▽

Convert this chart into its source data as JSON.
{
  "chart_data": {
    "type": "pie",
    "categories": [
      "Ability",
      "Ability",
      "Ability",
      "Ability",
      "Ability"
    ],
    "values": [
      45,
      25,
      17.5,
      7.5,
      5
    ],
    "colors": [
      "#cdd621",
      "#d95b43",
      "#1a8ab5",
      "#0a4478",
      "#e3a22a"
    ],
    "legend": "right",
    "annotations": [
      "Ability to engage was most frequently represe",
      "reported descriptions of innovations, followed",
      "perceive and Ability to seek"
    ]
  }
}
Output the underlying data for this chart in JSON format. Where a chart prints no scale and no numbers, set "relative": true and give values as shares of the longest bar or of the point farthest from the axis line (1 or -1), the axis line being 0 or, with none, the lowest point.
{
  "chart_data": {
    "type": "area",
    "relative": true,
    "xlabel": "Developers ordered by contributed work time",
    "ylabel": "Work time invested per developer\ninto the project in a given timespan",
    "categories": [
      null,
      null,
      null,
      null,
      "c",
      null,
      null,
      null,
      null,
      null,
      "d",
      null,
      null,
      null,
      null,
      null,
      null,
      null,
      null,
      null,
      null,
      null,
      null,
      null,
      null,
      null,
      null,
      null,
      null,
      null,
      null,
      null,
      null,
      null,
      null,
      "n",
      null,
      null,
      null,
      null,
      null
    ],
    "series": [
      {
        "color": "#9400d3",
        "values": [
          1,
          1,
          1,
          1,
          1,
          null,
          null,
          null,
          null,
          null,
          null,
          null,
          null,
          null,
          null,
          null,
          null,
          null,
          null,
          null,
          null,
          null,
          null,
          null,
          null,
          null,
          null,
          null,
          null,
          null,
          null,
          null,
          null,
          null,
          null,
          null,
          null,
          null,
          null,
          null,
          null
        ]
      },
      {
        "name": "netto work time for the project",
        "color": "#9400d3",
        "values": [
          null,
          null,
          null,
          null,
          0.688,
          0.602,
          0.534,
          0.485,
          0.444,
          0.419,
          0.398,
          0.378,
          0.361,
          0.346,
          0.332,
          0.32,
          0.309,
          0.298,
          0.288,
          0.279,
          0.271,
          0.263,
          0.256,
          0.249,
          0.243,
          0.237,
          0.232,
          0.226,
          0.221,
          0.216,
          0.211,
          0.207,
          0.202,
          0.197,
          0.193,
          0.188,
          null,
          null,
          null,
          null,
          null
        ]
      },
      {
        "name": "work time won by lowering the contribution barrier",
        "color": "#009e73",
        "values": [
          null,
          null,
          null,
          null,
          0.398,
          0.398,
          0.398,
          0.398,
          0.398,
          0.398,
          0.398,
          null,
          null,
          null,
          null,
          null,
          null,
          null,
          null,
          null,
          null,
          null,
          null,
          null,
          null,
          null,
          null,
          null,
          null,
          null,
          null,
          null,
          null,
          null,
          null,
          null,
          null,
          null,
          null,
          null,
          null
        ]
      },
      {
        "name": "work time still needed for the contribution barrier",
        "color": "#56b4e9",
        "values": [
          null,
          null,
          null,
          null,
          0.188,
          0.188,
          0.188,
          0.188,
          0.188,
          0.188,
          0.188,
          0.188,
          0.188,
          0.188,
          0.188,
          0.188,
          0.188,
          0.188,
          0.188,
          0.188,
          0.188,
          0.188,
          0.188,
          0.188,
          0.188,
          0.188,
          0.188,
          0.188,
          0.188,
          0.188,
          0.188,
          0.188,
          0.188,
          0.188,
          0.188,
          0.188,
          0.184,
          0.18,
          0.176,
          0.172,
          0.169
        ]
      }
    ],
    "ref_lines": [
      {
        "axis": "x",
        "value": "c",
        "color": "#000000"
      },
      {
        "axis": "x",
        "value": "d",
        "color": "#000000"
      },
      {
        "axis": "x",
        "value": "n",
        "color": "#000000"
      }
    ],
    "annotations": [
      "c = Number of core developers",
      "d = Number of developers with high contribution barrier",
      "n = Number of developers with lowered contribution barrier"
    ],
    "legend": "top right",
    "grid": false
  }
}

△

Work required =
Above are some records; extract every one of them exactly.

Output for this exercise =
Convert this chart into its source data as JSON.
{
  "chart_data": {
    "type": "pie",
    "categories": [
      "Ability",
      "Ability",
      "Ability",
      "Ability",
      "Ability"
    ],
    "values": [
      45,
      25,
      17.5,
      7.5,
      5
    ],
    "colors": [
      "#cdd621",
      "#d95b43",
      "#1a8ab5",
      "#0a4478",
      "#e3a22a"
    ],
    "legend": "right",
    "annotations": [
      "Ability to engage was most frequently represe",
      "reported descriptions of innovations, followed",
      "perceive and Ability to seek"
    ]
  }
}
Output the underlying data for this chart in JSON format. Where a chart prints no scale and no numbers, set "relative": true and give values as shares of the longest bar or of the point farthest from the axis line (1 or -1), the axis line being 0 or, with none, the lowest point.
{
  "chart_data": {
    "type": "area",
    "relative": true,
    "xlabel": "Developers ordered by contributed work time",
    "ylabel": "Work time invested per developer\ninto the project in a given timespan",
    "categories": [
      null,
      null,
      null,
      null,
      "c",
      null,
      null,
      null,
      null,
      null,
      "d",
      null,
      null,
      null,
      null,
      null,
      null,
      null,
      null,
      null,
      null,
      null,
      null,
      null,
      null,
      null,
      null,
      null,
      null,
      null,
      null,
      null,
      null,
      null,
      null,
      "n",
      null,
      null,
      null,
      null,
      null
    ],
    "series": [
      {
        "color": "#9400d3",
        "values": [
          1,
          1,
          1,
          1,
          1,
          null,
          null,
          null,
          null,
          null,
          null,
          null,
          null,
          null,
          null,
          null,
          null,
          null,
          null,
          null,
          null,
          null,
          null,
          null,
          null,
          null,
          null,
          null,
          null,
          null,
          null,
          null,
          null,
          null,
          null,
          null,
          null,
          null,
          null,
          null,
          null
        ]
      },
      {
        "name": "netto work time for the project",
        "color": "#9400d3",
        "values": [
          null,
          null,
          null,
          null,
          0.688,
          0.602,
          0.534,
          0.485,
          0.444,
          0.419,
          0.398,
          0.378,
          0.361,
          0.346,
          0.332,
          0.32,
          0.309,
          0.298,
          0.288,
          0.279,
          0.271,
          0.263,
          0.256,
          0.249,
          0.243,
          0.237,
          0.232,
          0.226,
          0.221,
          0.216,
          0.211,
          0.207,
          0.202,
          0.197,
          0.193,
          0.188,
          null,
          null,
          null,
          null,
          null
        ]
      },
      {
        "name": "work time won by lowering the contribution barrier",
        "color": "#009e73",
        "values": [
          null,
          null,
          null,
          null,
          0.398,
          0.398,
          0.398,
          0.398,
          0.398,
          0.398,
          0.398,
          null,
          null,
          null,
          null,
          null,
          null,
          null,
          null,
          null,
          null,
          null,
          null,
          null,
          null,
          null,
          null,
          null,
          null,
          null,
          null,
          null,
          null,
          null,
          null,
          null,
          null,
          null,
          null,
          null,
          null
        ]
      },
      {
        "name": "work time still needed for the contribution barrier",
        "color": "#56b4e9",
        "values": [
          null,
          null,
          null,
          null,
          0.188,
          0.188,
          0.188,
          0.188,
          0.188,
          0.188,
          0.188,
          0.188,
          0.188,
          0.188,
          0.188,
          0.188,
          0.188,
          0.188,
          0.188,
          0.188,
          0.188,
          0.188,
          0.188,
          0.188,
          0.188,
          0.188,
          0.188,
          0.188,
          0.188,
          0.188,
          0.188,
          0.188,
          0.188,
          0.188,
          0.188,
          0.188,
          0.184,
          0.18,
          0.176,
          0.172,
          0.169
        ]
      }
    ],
    "ref_lines": [
      {
        "axis": "x",
        "value": "c",
        "color": "#000000"
      },
      {
        "axis": "x",
        "value": "d",
        "color": "#000000"
      },
      {
        "axis": "x",
        "value": "n",
        "color": "#000000"
      }
    ],
    "annotations": [
      "c = Number of core developers",
      "d = Number of developers with high contribution barrier",
      "n = Number of developers with lowered contribution barrier"
    ],
    "legend": "top right",
    "grid": false
  }
}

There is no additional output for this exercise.